= Task to carry out =
Look through the data below and say how many of its lines contain "text", adding nothing else.

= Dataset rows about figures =

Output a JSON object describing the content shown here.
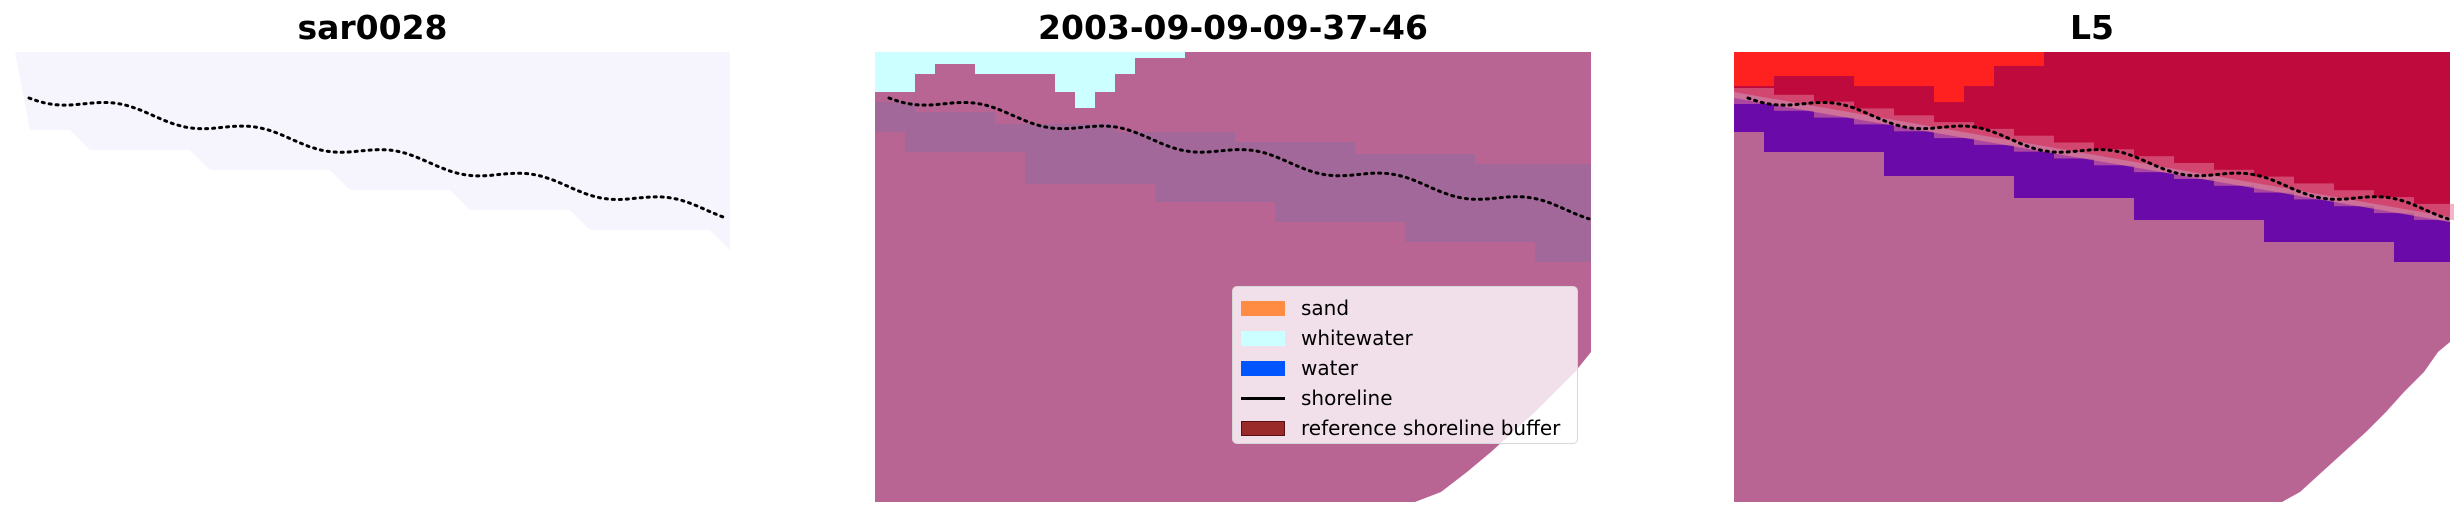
{
  "chart_data": [
    {
      "type": "image",
      "title": "sar0028",
      "shoreline": {
        "style": "dotted",
        "color": "#000000"
      }
    },
    {
      "type": "image",
      "title": "2003-09-09-09-37-46",
      "shoreline": {
        "style": "dotted",
        "color": "#000000"
      },
      "legend": {
        "placement": "lower-right",
        "entries": [
          {
            "label": "sand",
            "color": "#ff8c42",
            "kind": "patch"
          },
          {
            "label": "whitewater",
            "color": "#ccffff",
            "kind": "patch"
          },
          {
            "label": "water",
            "color": "#0055ff",
            "kind": "patch"
          },
          {
            "label": "shoreline",
            "color": "#000000",
            "kind": "line"
          },
          {
            "label": "reference shoreline buffer",
            "color": "#9a2a2a",
            "kind": "patch"
          }
        ]
      }
    },
    {
      "type": "heatmap",
      "title": "L5",
      "shoreline": {
        "style": "dotted",
        "color": "#000000"
      }
    }
  ],
  "colors": {
    "buffer_overlay": "#b96594",
    "buffer_dark": "#a3689a",
    "whitewater": "#ccffff",
    "sar_tint": "#f6f4fd",
    "red": "#ff2020",
    "crimson": "#be0a3c",
    "purple": "#6a0aa8"
  }
}
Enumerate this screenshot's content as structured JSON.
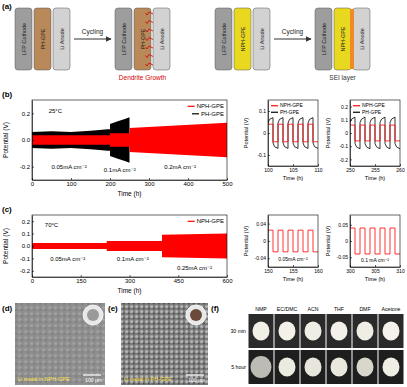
{
  "panel_a": {
    "label": "(a)",
    "cells": [
      {
        "cathode": "LFP Cathode",
        "electrolyte": "PH-GPE",
        "anode": "Li Anode"
      },
      {
        "cathode": "LFP Cathode",
        "electrolyte": "PH-GPE",
        "anode": "Li Anode",
        "note": "Dendrite Growth"
      },
      {
        "cathode": "LFP Cathode",
        "electrolyte": "NPH-GPE",
        "anode": "Li Anode"
      },
      {
        "cathode": "LFP Cathode",
        "electrolyte": "NPH-GPE",
        "anode": "Li Anode",
        "note": "SEI layer"
      }
    ],
    "arrows": [
      "Cycling",
      "Cycling"
    ]
  },
  "chart_data": [
    {
      "type": "band",
      "title": "(b)",
      "x_label": "Time (h)",
      "y_label": "Potential (V)",
      "xlim": [
        0,
        500
      ],
      "xticks": [
        0,
        100,
        200,
        300,
        400,
        500
      ],
      "ylim": [
        -0.3,
        0.3
      ],
      "yticks": [
        -0.2,
        {
          "value": 0,
          "label": "0.0"
        },
        0.2
      ],
      "legend": "upper right",
      "series": [
        {
          "name": "NPH-GPE",
          "color": "#ff0000",
          "x": [
            0,
            200,
            200,
            250,
            250,
            500
          ],
          "high": [
            0.035,
            0.035,
            0.05,
            0.05,
            0.09,
            0.13
          ],
          "low": [
            -0.035,
            -0.035,
            -0.05,
            -0.05,
            -0.09,
            -0.13
          ]
        },
        {
          "name": "PH-GPE",
          "color": "#000000",
          "x": [
            0,
            50,
            100,
            150,
            195,
            200,
            200,
            220,
            240,
            250
          ],
          "high": [
            0.06,
            0.065,
            0.06,
            0.07,
            0.08,
            0.08,
            0.12,
            0.14,
            0.16,
            0.17
          ],
          "low": [
            -0.06,
            -0.065,
            -0.06,
            -0.07,
            -0.08,
            -0.08,
            -0.12,
            -0.14,
            -0.16,
            -0.17
          ]
        }
      ],
      "annotations": [
        {
          "text": "25°C",
          "x": 60,
          "y": 0.2
        },
        {
          "text": "0.05mA cm⁻²",
          "x": 95,
          "y": -0.22
        },
        {
          "text": "0.1mA cm⁻²",
          "x": 225,
          "y": -0.24
        },
        {
          "text": "0.2mA cm⁻²",
          "x": 380,
          "y": -0.22
        }
      ]
    },
    {
      "type": "line",
      "x_label": "Time (h)",
      "y_label": "Potential (V)",
      "xlim": [
        100,
        110
      ],
      "xticks": [
        100,
        105,
        110
      ],
      "ylim": [
        -0.15,
        0.15
      ],
      "yticks": [
        -0.1,
        0,
        0.1
      ],
      "legend": "upper left",
      "series": [
        {
          "name": "NPH-GPE",
          "color": "#ff0000",
          "x": [
            100,
            101,
            101,
            102,
            102,
            103,
            103,
            104,
            104,
            105,
            105,
            106,
            106,
            107,
            107,
            108,
            108,
            109,
            109,
            110
          ],
          "values": [
            0.04,
            0.04,
            -0.04,
            -0.04,
            0.04,
            0.04,
            -0.04,
            -0.04,
            0.04,
            0.04,
            -0.04,
            -0.04,
            0.04,
            0.04,
            -0.04,
            -0.04,
            0.04,
            0.04,
            -0.04,
            -0.04
          ]
        },
        {
          "name": "PH-GPE",
          "color": "#000000",
          "x": [
            100,
            100.3,
            101,
            101,
            101.3,
            102,
            102,
            102.3,
            103,
            103,
            103.3,
            104,
            104,
            104.3,
            105,
            105,
            105.3,
            106,
            106,
            106.3,
            107,
            107,
            107.3,
            108,
            108,
            108.3,
            109,
            109,
            109.3,
            110
          ],
          "values": [
            0.045,
            0.062,
            0.07,
            -0.045,
            -0.062,
            -0.07,
            0.045,
            0.062,
            0.07,
            -0.045,
            -0.062,
            -0.07,
            0.045,
            0.062,
            0.07,
            -0.045,
            -0.062,
            -0.07,
            0.045,
            0.062,
            0.07,
            -0.045,
            -0.062,
            -0.07,
            0.045,
            0.062,
            0.07,
            -0.045,
            -0.062,
            -0.07
          ]
        }
      ]
    },
    {
      "type": "line",
      "x_label": "Time (h)",
      "y_label": "Potential (V)",
      "xlim": [
        250,
        260
      ],
      "xticks": [
        250,
        255,
        260
      ],
      "ylim": [
        -0.25,
        0.25
      ],
      "yticks": [
        -0.2,
        -0.1,
        0,
        0.1,
        0.2
      ],
      "legend": "upper left",
      "series": [
        {
          "name": "NPH-GPE",
          "color": "#ff0000",
          "x": [
            250,
            251,
            251,
            252,
            252,
            253,
            253,
            254,
            254,
            255,
            255,
            256,
            256,
            257,
            257,
            258,
            258,
            259,
            259,
            260
          ],
          "values": [
            0.06,
            0.06,
            -0.06,
            -0.06,
            0.06,
            0.06,
            -0.06,
            -0.06,
            0.06,
            0.06,
            -0.06,
            -0.06,
            0.06,
            0.06,
            -0.06,
            -0.06,
            0.06,
            0.06,
            -0.06,
            -0.06
          ]
        },
        {
          "name": "PH-GPE",
          "color": "#000000",
          "x": [
            250,
            250.3,
            251,
            251,
            251.3,
            252,
            252,
            252.3,
            253,
            253,
            253.3,
            254,
            254,
            254.3,
            255,
            255,
            255.3,
            256,
            256,
            256.3,
            257,
            257,
            257.3,
            258,
            258,
            258.3,
            259,
            259,
            259.3,
            260
          ],
          "values": [
            0.08,
            0.105,
            0.12,
            -0.08,
            -0.105,
            -0.12,
            0.08,
            0.105,
            0.12,
            -0.08,
            -0.105,
            -0.12,
            0.08,
            0.105,
            0.12,
            -0.08,
            -0.105,
            -0.12,
            0.08,
            0.105,
            0.12,
            -0.08,
            -0.105,
            -0.12,
            0.08,
            0.105,
            0.12,
            -0.08,
            -0.105,
            -0.12
          ]
        }
      ]
    },
    {
      "type": "band",
      "title": "(c)",
      "x_label": "Time (h)",
      "y_label": "Potential (V)",
      "xlim": [
        0,
        600
      ],
      "xticks": [
        0,
        150,
        300,
        450,
        600
      ],
      "ylim": [
        -0.25,
        0.25
      ],
      "yticks": [
        -0.2,
        -0.1,
        {
          "value": 0,
          "label": "0.0"
        },
        0.1,
        0.2
      ],
      "legend": "upper right",
      "series": [
        {
          "name": "NPH-GPE",
          "color": "#ff0000",
          "x": [
            0,
            230,
            230,
            400,
            400,
            600
          ],
          "high": [
            0.025,
            0.025,
            0.04,
            0.04,
            0.09,
            0.1
          ],
          "low": [
            -0.025,
            -0.025,
            -0.04,
            -0.04,
            -0.09,
            -0.1
          ]
        }
      ],
      "annotations": [
        {
          "text": "70°C",
          "x": 60,
          "y": 0.15
        },
        {
          "text": "0.05mA cm⁻²",
          "x": 110,
          "y": -0.12
        },
        {
          "text": "0.1mA cm⁻²",
          "x": 310,
          "y": -0.12
        },
        {
          "text": "0.25mA cm⁻²",
          "x": 500,
          "y": -0.19
        }
      ]
    },
    {
      "type": "line",
      "x_label": "Time (h)",
      "y_label": "Potential (V)",
      "xlim": [
        150,
        160
      ],
      "xticks": [
        150,
        155,
        160
      ],
      "ylim": [
        -0.06,
        0.06
      ],
      "yticks": [
        -0.04,
        0,
        0.04
      ],
      "series": [
        {
          "color": "#ff0000",
          "x": [
            150,
            151,
            151,
            152,
            152,
            153,
            153,
            154,
            154,
            155,
            155,
            156,
            156,
            157,
            157,
            158,
            158,
            159,
            159,
            160
          ],
          "values": [
            0.025,
            0.025,
            -0.025,
            -0.025,
            0.025,
            0.025,
            -0.025,
            -0.025,
            0.025,
            0.025,
            -0.025,
            -0.025,
            0.025,
            0.025,
            -0.025,
            -0.025,
            0.025,
            0.025,
            -0.025,
            -0.025
          ]
        }
      ],
      "annotations": [
        {
          "text": "0.05mA cm⁻²",
          "x": 155,
          "y": -0.045
        }
      ]
    },
    {
      "type": "line",
      "x_label": "Time (h)",
      "y_label": "Potential (V)",
      "xlim": [
        300,
        310
      ],
      "xticks": [
        300,
        305,
        310
      ],
      "ylim": [
        -0.08,
        0.08
      ],
      "yticks": [
        -0.05,
        0,
        0.05
      ],
      "series": [
        {
          "color": "#ff0000",
          "x": [
            300,
            301,
            301,
            302,
            302,
            303,
            303,
            304,
            304,
            305,
            305,
            306,
            306,
            307,
            307,
            308,
            308,
            309,
            309,
            310
          ],
          "values": [
            0.04,
            0.04,
            -0.04,
            -0.04,
            0.04,
            0.04,
            -0.04,
            -0.04,
            0.04,
            0.04,
            -0.04,
            -0.04,
            0.04,
            0.04,
            -0.04,
            -0.04,
            0.04,
            0.04,
            -0.04,
            -0.04
          ]
        }
      ],
      "annotations": [
        {
          "text": "0.1 mA cm⁻²",
          "x": 305,
          "y": -0.065
        }
      ]
    }
  ],
  "panel_d": {
    "label": "(d)",
    "caption": "Li metal in NPH-GPE",
    "scale_bar": "100 μm"
  },
  "panel_e": {
    "label": "(e)",
    "caption": "Li metal in PH-GPE",
    "scale_bar": "100 μm"
  },
  "panel_f": {
    "label": "(f)",
    "columns": [
      "NMP",
      "EC/DMC",
      "ACN",
      "THF",
      "DMF",
      "Acetone"
    ],
    "rows": [
      "30 min",
      "5 hour"
    ]
  }
}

= Exercise solution =
10